Problem requirements:
Search the listing below for "difference". Copy each matching line.

The records:

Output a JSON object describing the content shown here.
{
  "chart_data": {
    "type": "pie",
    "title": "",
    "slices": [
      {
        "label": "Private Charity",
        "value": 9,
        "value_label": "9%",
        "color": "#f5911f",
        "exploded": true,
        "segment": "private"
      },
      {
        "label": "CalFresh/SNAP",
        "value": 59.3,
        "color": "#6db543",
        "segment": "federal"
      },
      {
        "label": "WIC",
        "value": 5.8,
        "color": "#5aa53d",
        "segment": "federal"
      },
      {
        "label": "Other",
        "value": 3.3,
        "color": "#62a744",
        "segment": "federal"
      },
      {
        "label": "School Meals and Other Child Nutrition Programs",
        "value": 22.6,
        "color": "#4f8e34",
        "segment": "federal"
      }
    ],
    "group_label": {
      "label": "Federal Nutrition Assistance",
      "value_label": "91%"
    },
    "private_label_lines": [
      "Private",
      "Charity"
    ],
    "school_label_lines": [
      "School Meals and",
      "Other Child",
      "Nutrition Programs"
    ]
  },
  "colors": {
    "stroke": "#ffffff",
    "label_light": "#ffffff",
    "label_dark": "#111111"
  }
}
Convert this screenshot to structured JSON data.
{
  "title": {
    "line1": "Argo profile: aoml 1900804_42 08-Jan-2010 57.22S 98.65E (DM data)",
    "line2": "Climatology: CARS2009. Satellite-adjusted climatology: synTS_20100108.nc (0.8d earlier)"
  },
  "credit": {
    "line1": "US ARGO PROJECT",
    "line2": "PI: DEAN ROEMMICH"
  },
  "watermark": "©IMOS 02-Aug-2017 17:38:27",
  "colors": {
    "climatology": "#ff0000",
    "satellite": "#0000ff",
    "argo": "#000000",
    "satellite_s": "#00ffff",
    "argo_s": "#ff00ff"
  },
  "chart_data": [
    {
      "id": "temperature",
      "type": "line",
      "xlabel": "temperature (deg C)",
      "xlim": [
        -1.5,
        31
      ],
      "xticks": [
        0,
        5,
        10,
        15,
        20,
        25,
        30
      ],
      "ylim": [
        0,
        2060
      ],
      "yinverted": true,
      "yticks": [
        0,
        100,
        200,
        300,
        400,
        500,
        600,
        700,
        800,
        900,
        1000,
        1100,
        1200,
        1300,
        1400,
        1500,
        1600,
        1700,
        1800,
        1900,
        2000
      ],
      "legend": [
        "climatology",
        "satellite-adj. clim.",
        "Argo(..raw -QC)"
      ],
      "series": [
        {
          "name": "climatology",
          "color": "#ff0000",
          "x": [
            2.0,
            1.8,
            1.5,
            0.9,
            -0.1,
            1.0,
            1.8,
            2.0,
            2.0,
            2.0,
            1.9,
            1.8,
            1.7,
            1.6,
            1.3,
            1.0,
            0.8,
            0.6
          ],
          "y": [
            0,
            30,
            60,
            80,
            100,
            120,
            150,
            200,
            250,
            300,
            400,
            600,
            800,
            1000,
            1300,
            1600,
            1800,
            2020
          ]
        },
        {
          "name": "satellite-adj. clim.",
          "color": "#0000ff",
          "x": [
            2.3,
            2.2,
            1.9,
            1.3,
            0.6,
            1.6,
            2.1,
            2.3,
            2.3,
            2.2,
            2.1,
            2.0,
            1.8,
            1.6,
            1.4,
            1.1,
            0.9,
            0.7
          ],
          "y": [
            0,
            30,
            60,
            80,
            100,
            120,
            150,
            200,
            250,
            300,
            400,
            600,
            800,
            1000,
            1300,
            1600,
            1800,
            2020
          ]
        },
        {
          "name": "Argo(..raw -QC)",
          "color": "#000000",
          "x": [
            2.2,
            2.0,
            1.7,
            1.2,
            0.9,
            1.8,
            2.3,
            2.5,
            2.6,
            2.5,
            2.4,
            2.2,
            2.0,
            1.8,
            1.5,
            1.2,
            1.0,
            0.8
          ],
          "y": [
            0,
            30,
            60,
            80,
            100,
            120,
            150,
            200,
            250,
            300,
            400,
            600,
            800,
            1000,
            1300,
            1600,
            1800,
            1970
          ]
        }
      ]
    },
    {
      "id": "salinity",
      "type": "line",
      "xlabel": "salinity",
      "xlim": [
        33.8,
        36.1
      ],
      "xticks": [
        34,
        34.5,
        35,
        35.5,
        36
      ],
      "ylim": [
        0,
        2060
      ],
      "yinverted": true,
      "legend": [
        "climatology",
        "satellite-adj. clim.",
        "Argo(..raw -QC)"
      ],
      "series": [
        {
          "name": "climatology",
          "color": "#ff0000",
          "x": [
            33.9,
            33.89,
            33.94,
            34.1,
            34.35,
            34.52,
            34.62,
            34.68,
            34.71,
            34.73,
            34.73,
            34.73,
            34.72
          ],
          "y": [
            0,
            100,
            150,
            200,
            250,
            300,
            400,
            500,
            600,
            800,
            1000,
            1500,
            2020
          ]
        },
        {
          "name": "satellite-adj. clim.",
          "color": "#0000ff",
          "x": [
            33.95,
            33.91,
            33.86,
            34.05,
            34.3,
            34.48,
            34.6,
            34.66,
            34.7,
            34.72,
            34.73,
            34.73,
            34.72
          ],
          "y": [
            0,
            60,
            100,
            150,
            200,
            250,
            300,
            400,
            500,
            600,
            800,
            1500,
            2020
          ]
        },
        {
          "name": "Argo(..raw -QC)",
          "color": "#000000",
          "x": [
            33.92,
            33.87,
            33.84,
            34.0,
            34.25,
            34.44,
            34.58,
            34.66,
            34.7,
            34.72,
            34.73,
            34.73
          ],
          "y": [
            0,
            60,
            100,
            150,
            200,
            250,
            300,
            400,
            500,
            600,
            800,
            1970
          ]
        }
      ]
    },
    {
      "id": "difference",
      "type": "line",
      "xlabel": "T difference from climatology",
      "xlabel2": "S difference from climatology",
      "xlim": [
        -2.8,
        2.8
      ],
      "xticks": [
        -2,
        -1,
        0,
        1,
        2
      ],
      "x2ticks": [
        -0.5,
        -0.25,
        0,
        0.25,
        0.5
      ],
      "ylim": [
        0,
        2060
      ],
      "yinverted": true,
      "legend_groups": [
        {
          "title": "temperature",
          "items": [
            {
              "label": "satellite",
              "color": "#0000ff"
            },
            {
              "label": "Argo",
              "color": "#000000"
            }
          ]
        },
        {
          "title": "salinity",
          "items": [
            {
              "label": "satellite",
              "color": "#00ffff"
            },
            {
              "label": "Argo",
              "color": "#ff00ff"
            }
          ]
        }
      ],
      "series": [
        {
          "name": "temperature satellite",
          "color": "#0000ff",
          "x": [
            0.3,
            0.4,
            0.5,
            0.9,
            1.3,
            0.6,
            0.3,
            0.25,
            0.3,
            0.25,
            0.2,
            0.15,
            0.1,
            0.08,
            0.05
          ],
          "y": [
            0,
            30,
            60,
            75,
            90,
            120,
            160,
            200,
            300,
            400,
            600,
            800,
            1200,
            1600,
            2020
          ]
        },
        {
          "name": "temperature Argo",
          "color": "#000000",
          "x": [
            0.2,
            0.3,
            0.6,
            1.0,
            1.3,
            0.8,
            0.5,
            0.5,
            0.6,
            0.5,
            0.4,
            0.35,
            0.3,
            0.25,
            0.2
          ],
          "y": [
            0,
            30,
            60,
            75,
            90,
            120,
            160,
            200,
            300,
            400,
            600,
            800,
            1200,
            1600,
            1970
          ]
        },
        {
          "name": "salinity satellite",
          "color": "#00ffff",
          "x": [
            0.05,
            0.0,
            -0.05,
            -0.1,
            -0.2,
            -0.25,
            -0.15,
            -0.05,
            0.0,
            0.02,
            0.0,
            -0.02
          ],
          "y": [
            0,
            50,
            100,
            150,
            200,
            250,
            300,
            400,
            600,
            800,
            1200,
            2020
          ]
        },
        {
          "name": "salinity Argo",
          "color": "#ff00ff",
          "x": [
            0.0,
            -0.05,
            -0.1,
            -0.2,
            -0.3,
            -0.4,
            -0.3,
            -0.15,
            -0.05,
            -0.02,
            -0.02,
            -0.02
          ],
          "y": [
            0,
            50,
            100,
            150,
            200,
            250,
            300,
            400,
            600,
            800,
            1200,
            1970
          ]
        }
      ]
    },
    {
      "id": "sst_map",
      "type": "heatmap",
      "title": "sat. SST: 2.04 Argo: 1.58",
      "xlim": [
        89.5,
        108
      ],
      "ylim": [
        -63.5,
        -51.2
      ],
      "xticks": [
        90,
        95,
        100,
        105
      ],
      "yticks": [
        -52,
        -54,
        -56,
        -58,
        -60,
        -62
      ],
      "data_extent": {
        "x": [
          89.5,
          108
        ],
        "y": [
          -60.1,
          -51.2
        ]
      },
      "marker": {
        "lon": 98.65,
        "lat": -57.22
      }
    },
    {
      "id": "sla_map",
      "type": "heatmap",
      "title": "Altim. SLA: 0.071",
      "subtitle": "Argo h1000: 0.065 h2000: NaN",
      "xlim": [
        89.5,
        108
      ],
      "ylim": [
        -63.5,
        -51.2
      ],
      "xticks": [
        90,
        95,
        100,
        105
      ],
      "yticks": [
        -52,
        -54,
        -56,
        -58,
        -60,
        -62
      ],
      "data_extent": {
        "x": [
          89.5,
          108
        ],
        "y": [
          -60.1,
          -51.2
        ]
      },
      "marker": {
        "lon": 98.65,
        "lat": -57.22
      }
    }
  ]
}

Result for this exercise:
      "id": "difference",
      "xlabel": "T difference from climatology",
      "xlabel2": "S difference from climatology",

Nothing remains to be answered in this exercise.